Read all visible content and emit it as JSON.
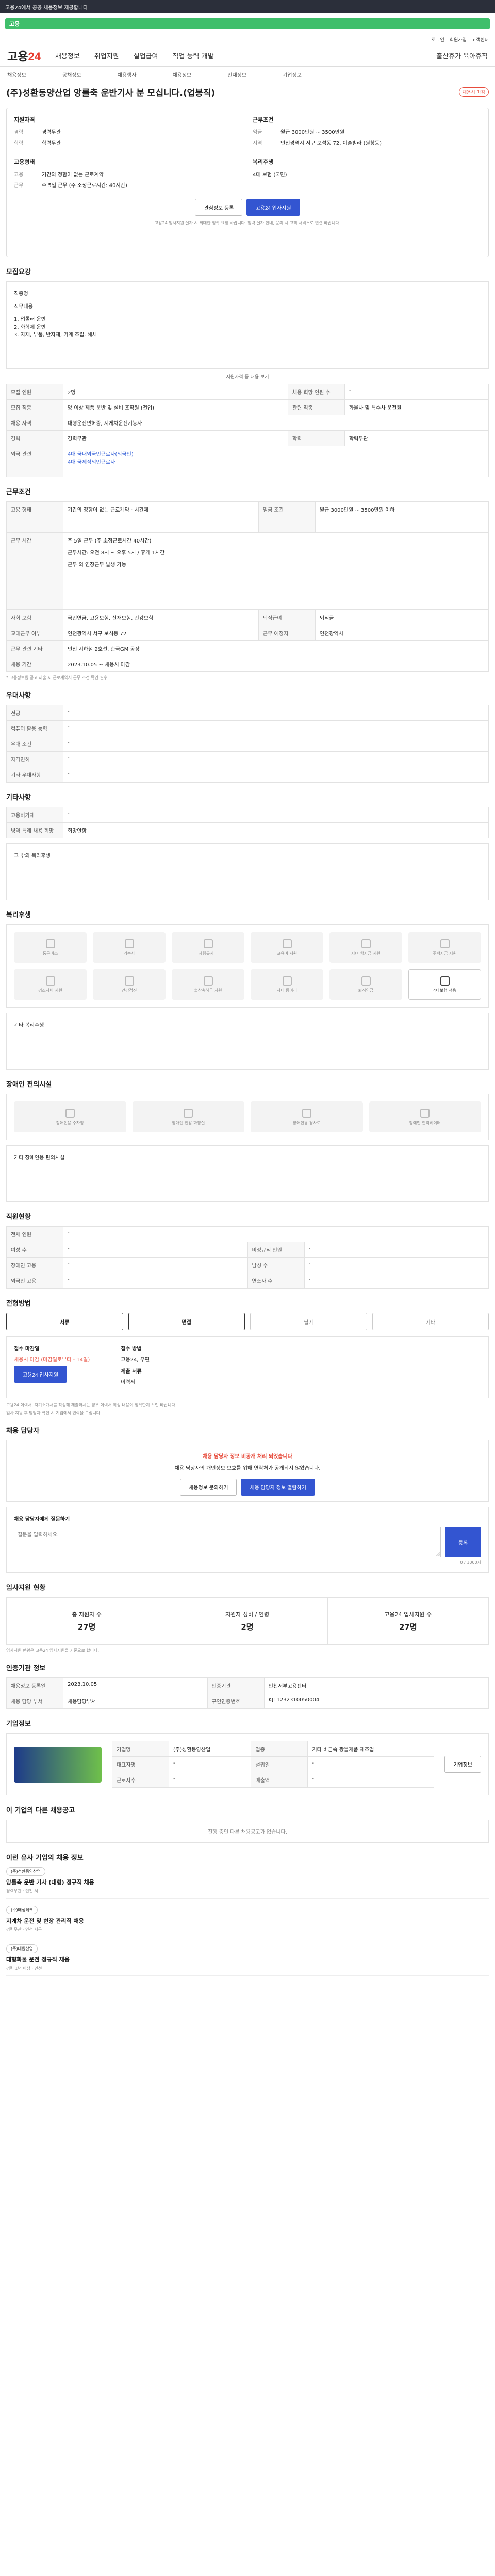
{
  "topbar": {
    "text": "고용24에서 공공 채용정보 제공합니다"
  },
  "search": {
    "label": "고용"
  },
  "utils": [
    "로그인",
    "회원가입",
    "고객센터"
  ],
  "gnb": {
    "logo_main": "고용",
    "logo_accent": "24",
    "items": [
      "채용정보",
      "취업지원",
      "실업급여",
      "직업 능력 개발",
      "출산휴가 육아휴직"
    ]
  },
  "subnav": [
    "채용정보",
    "공채정보",
    "채용행사",
    "채용정보",
    "인재정보",
    "기업정보"
  ],
  "job": {
    "badge": "채용시 마감",
    "title": "(주)성환동양산업 앙롤축 운반기사 분 모십니다.(업봉직)",
    "left_head": "지원자격",
    "left": [
      {
        "k": "경력",
        "v": "경력무관"
      },
      {
        "k": "학력",
        "v": "학력무관"
      }
    ],
    "right_head": "근무조건",
    "right": [
      {
        "k": "임금",
        "v": "월급 3000만원 ~ 3500만원"
      },
      {
        "k": "지역",
        "v": "인천광역시 서구 보석동 72, 이솔빌라 (원창동)"
      }
    ],
    "left2_head": "고용형태",
    "left2": [
      {
        "k": "고용",
        "v": "기간의 정함이 없는 근로계약"
      },
      {
        "k": "근무",
        "v": "주 5일 근무 (주 소정근로시간: 40시간)"
      }
    ],
    "right2_head": "복리후생",
    "right2": [
      {
        "k": "",
        "v": "4대 보험 (국민)"
      }
    ],
    "btn_scrap": "관심정보 등록",
    "btn_apply": "고용24 입사지원",
    "notice": "고용24 입사지원 절차 시 최대한 정확 요청 바랍니다. 입력 절차 안내, 문의 시 고객 서비스로 연결 바랍니다."
  },
  "sections": {
    "recruit": "모집요강",
    "work": "근무조건",
    "prefer": "우대사항",
    "etc": "기타사항",
    "welfare": "복리후생",
    "disabled": "장애인 편의시설",
    "company": "직원현황",
    "process": "전형방법",
    "manager": "채용 담당자",
    "stats": "입사지원 현황",
    "info": "인증기관 정보",
    "firm": "기업정보",
    "related": "이 기업의 다른 채용공고",
    "similar": "이런 유사 기업의 채용 정보",
    "recommend": "채용정보 추천 정보"
  },
  "recruit_text": [
    "직종명",
    "직무내용",
    "1. 업롤러 운반",
    "2. 화학제 운반",
    "3. 자재, 부품, 반자재, 기계 조립, 해체"
  ],
  "recruit_more": "지원자격 등 내용 보기",
  "recruit_rows": [
    {
      "k": "모집 인원",
      "v": "2명",
      "k2": "채용 희망 인원 수",
      "v2": "-"
    },
    {
      "k": "모집 직종",
      "v": "앙 이상 제품 운반 및 설비 조작원 (전업)",
      "k2": "관련 직종",
      "v2": "화물차 및 특수차 운전원"
    },
    {
      "k": "채용 자격",
      "v": "대형운전면허증, 지게차운전기능사"
    },
    {
      "k": "경력",
      "v": "경력무관",
      "k2": "학력",
      "v2": "학력무관"
    }
  ],
  "language_label": "외국 관련",
  "languages": [
    "4대 국내외국인근로자(외국인)",
    "4대 국제적외인근로자"
  ],
  "work_rows": [
    {
      "k": "고용 형태",
      "v": "기간의 정함이 없는 근로계약 · 시간제",
      "k2": "임금 조건",
      "v2": "월급 3000만원 ~ 3500만원 이하"
    },
    {
      "k": "근무 시간",
      "v": "주 5일 근무 (주 소정근로시간 40시간)"
    },
    {
      "k": "근무 지역",
      "v": "인천광역시 서구 보석동 72, 이솔빌라 (원창동)"
    },
    {
      "k": "퇴직 급여",
      "v": "퇴직금 지급"
    },
    {
      "k": "사회 보험",
      "v": "국민연금, 고용보험, 산재보험, 건강보험",
      "k2": "퇴직급여",
      "v2": "퇴직금"
    },
    {
      "k": "교대근무 여부",
      "v": "인천광역시 서구 보석동 72",
      "k2": "근무 예정지",
      "v2": "인천광역시"
    },
    {
      "k": "근무 관련 기타",
      "v": "인천 지하철 2호선, 한국GM 공장"
    },
    {
      "k": "채용 기간",
      "v": "2023.10.05 ~ 채용시 마감"
    }
  ],
  "work_schedule": [
    "주 5일 근무 (주 소정근로시간 40시간)",
    "근무시간: 오전 8시 ~ 오후 5시 / 휴게 1시간",
    "근무 외 연장근무 발생 가능"
  ],
  "work_note": "* 고용정보원 공고 제출 시 근로계약서 근무 조건 확인 필수",
  "prefer_rows": [
    {
      "k": "전공",
      "v": "-"
    },
    {
      "k": "컴퓨터 활용 능력",
      "v": "-"
    },
    {
      "k": "우대 조건",
      "v": "-"
    },
    {
      "k": "자격면허",
      "v": "-"
    },
    {
      "k": "기타 우대사항",
      "v": "-"
    }
  ],
  "etc_rows": [
    {
      "k": "고용허가제",
      "v": "-"
    },
    {
      "k": "병역 특례 채용 희망",
      "v": "희망안함"
    }
  ],
  "etc_box": "그 밖의 복리후생",
  "welfare_icons": [
    "통근버스",
    "기숙사",
    "차량유지비",
    "교육비 지원",
    "자녀 학자금 지원",
    "주택자금 지원",
    "경조사비 지원",
    "건강검진",
    "출산축하금 지원",
    "사내 동아리",
    "퇴직연금",
    "4대보험 적용"
  ],
  "welfare_box": "기타 복리후생",
  "disabled_icons": [
    "장애인용 주차장",
    "장애인 전용 화장실",
    "장애인용 경사로",
    "장애인 엘리베이터"
  ],
  "disabled_box": "기타 장애인용 편의시설",
  "company_rows": [
    {
      "k": "전체 인원",
      "v": "-"
    },
    {
      "k": "여성 수",
      "v": "-",
      "k2": "비정규직 인원",
      "v2": "-"
    },
    {
      "k": "장애인 고용",
      "v": "-",
      "k2": "남성 수",
      "v2": "-"
    },
    {
      "k": "외국인 고용",
      "v": "-",
      "k2": "연소자 수",
      "v2": "-"
    }
  ],
  "process_tabs": [
    "서류",
    "면접",
    "필기",
    "기타"
  ],
  "process_info": {
    "k": "접수 마감일",
    "v": "채용시 마감 (마감일로부터 - 14일)",
    "k2": "접수 방법",
    "v2": "고용24, 우편",
    "k3": "제출 서류",
    "v3": "이력서",
    "apply": "고용24 입사지원"
  },
  "process_notes": [
    "고용24 이력서, 자기소개서를 작성해 제출하시는 경우 이력서 작성 내용이 정확한지 확인 바랍니다.",
    "입사 지원 후 담당자 확인 시 기업에서 연락을 드립니다."
  ],
  "manager": {
    "alert": "채용 담당자 정보 비공개 처리 되었습니다",
    "desc": "채용 담당자의 개인정보 보호를 위해 연락처가 공개되지 않았습니다.",
    "btn1": "채용정보 문의하기",
    "btn2": "채용 담당자 정보 열람하기",
    "qa_label": "채용 담당자에게 질문하기",
    "qa_placeholder": "질문을 입력하세요.",
    "qa_btn": "등록",
    "qa_count": "0 / 1000자"
  },
  "stats": [
    {
      "label": "총 지원자 수",
      "num": "27명"
    },
    {
      "label": "지원자 성비 / 연령",
      "num": "2명"
    },
    {
      "label": "고용24 입사지원 수",
      "num": "27명"
    }
  ],
  "stats_note": "입사지원 현황은 고용24 입사지원을 기준으로 합니다.",
  "info_rows": [
    {
      "k": "채용정보 등록일",
      "v": "2023.10.05",
      "k2": "인증기관",
      "v2": "인천서부고용센터"
    },
    {
      "k": "채용 담당 부서",
      "v": "채용담당부서",
      "k2": "구인인증번호",
      "v2": "KJ11232310050004"
    }
  ],
  "firm": {
    "rows": [
      {
        "k": "기업명",
        "v": "(주)성환동양산업",
        "k2": "업종",
        "v2": "기타 비금속 광물제품 제조업"
      },
      {
        "k": "대표자명",
        "v": "-",
        "k2": "설립일",
        "v2": "-"
      },
      {
        "k": "근로자수",
        "v": "-",
        "k2": "매출액",
        "v2": "-"
      }
    ],
    "btn": "기업정보"
  },
  "related_empty": "진행 중인 다른 채용공고가 없습니다.",
  "similar": [
    {
      "tag": "(주)성환동양산업",
      "title": "앙롤축 운반 기사 (대형) 정규직 채용",
      "meta": "경력무관 · 인천 서구"
    },
    {
      "tag": "(주)태성테크",
      "title": "지게차 운전 및 현장 관리직 채용",
      "meta": "경력무관 · 인천 서구"
    },
    {
      "tag": "(주)대원산업",
      "title": "대형화물 운전 정규직 채용",
      "meta": "경력 1년 이상 · 인천"
    }
  ]
}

▸ **Exercise description**: Give the number of lines where the string "경력무관" occurs, without any further text.

▸ **Output of the exercise**: 4